>>>>>
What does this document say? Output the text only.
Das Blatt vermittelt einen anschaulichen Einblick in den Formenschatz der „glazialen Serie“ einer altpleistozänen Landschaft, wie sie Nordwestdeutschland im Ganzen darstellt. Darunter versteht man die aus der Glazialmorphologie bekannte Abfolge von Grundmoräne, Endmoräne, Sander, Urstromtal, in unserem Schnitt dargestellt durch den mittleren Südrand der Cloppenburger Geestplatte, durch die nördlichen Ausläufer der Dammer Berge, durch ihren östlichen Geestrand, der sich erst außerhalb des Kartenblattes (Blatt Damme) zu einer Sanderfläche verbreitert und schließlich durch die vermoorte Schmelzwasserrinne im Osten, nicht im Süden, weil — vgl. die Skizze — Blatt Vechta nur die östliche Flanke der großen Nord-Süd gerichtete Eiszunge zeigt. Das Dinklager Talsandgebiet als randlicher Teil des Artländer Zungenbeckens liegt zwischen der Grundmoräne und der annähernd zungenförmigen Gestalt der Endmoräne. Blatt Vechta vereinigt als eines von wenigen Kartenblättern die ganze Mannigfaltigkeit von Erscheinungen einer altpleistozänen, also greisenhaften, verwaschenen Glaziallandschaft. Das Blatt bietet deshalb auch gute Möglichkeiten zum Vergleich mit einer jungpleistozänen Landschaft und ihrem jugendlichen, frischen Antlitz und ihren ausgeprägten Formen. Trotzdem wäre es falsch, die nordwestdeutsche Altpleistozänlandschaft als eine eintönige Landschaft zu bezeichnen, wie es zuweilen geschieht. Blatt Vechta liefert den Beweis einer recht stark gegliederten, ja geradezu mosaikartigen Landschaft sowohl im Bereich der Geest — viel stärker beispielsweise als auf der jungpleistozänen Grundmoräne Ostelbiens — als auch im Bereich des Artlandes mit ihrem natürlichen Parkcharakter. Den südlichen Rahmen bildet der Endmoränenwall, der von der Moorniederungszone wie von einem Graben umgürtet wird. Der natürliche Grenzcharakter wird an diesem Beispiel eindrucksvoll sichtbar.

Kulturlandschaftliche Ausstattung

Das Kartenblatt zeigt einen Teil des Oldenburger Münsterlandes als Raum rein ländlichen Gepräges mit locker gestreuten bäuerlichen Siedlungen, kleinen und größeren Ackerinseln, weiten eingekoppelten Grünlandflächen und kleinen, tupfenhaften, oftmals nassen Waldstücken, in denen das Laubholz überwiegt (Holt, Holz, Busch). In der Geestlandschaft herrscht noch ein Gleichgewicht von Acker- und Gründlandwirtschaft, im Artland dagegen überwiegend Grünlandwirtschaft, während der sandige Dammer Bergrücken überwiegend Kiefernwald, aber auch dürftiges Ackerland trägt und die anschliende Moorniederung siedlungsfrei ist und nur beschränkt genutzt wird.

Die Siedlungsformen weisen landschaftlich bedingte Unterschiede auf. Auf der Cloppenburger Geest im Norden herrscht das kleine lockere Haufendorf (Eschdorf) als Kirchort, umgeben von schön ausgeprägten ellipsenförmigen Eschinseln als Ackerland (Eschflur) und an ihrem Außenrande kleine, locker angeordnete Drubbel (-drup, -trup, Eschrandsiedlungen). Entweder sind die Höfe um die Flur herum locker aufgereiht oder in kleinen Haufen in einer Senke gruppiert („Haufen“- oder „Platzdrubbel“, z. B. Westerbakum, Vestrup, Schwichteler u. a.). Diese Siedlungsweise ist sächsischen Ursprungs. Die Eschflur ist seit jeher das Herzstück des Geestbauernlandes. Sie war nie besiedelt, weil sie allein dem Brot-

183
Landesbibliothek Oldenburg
<<<<<
**Written task**
Using the data above, reproduce every line exactly.

**Response**
What does this document say? Output the text only.
Das Blatt vermittelt einen anschaulichen Einblick in den Formenschatz der „glazialen Serie“ einer altpleistozänen Landschaft, wie sie Nordwestdeutschland im Ganzen darstellt. Darunter versteht man die aus der Glazialmorphologie bekannte Abfolge von Grundmoräne, Endmoräne, Sander, Urstromtal, in unserem Schnitt dargestellt durch den mittleren Südrand der Cloppenburger Geestplatte, durch die nördlichen Ausläufer der Dammer Berge, durch ihren östlichen Geestrand, der sich erst außerhalb des Kartenblattes (Blatt Damme) zu einer Sanderfläche verbreitert und schließlich durch die vermoorte Schmelzwasserrinne im Osten, nicht im Süden, weil — vgl. die Skizze — Blatt Vechta nur die östliche Flanke der großen Nord-Süd gerichtete Eiszunge zeigt. Das Dinklager Talsandgebiet als randlicher Teil des Artländer Zungenbeckens liegt zwischen der Grundmoräne und der annähernd zungenförmigen Gestalt der Endmoräne. Blatt Vechta vereinigt als eines von wenigen Kartenblättern die ganze Mannigfaltigkeit von Erscheinungen einer altpleistozänen, also greisenhaften, verwaschenen Glaziallandschaft. Das Blatt bietet deshalb auch gute Möglichkeiten zum Vergleich mit einer jungpleistozänen Landschaft und ihrem jugendlichen, frischen Antlitz und ihren ausgeprägten Formen. Trotzdem wäre es falsch, die nordwestdeutsche Altpleistozänlandschaft als eine eintönige Landschaft zu bezeichnen, wie es zuweilen geschieht. Blatt Vechta liefert den Beweis einer recht stark gegliederten, ja geradezu mosaikartigen Landschaft sowohl im Bereich der Geest — viel stärker beispielsweise als auf der jungpleistozänen Grundmoräne Ostelbiens — als auch im Bereich des Artlandes mit ihrem natürlichen Parkcharakter. Den südlichen Rahmen bildet der Endmoränenwall, der von der Moorniederungszone wie von einem Graben umgürtet wird. Der natürliche Grenzcharakter wird an diesem Beispiel eindrucksvoll sichtbar.

Kulturlandschaftliche Ausstattung

Das Kartenblatt zeigt einen Teil des Oldenburger Münsterlandes als Raum rein ländlichen Gepräges mit locker gestreuten bäuerlichen Siedlungen, kleinen und größeren Ackerinseln, weiten eingekoppelten Grünlandflächen und kleinen, tupfenhaften, oftmals nassen Waldstücken, in denen das Laubholz überwiegt (Holt, Holz, Busch). In der Geestlandschaft herrscht noch ein Gleichgewicht von Acker- und Gründlandwirtschaft, im Artland dagegen überwiegend Grünlandwirtschaft, während der sandige Dammer Bergrücken überwiegend Kiefernwald, aber auch dürftiges Ackerland trägt und die anschliende Moorniederung siedlungsfrei ist und nur beschränkt genutzt wird.

Die Siedlungsformen weisen landschaftlich bedingte Unterschiede auf. Auf der Cloppenburger Geest im Norden herrscht das kleine lockere Haufendorf (Eschdorf) als Kirchort, umgeben von schön ausgeprägten ellipsenförmigen Eschinseln als Ackerland (Eschflur) und an ihrem Außenrande kleine, locker angeordnete Drubbel (-drup, -trup, Eschrandsiedlungen). Entweder sind die Höfe um die Flur herum locker aufgereiht oder in kleinen Haufen in einer Senke gruppiert („Haufen“- oder „Platzdrubbel“, z. B. Westerbakum, Vestrup, Schwichteler u. a.). Diese Siedlungsweise ist sächsischen Ursprungs. Die Eschflur ist seit jeher das Herzstück des Geestbauernlandes. Sie war nie besiedelt, weil sie allein dem Brot-

183
Landesbibliothek Oldenburg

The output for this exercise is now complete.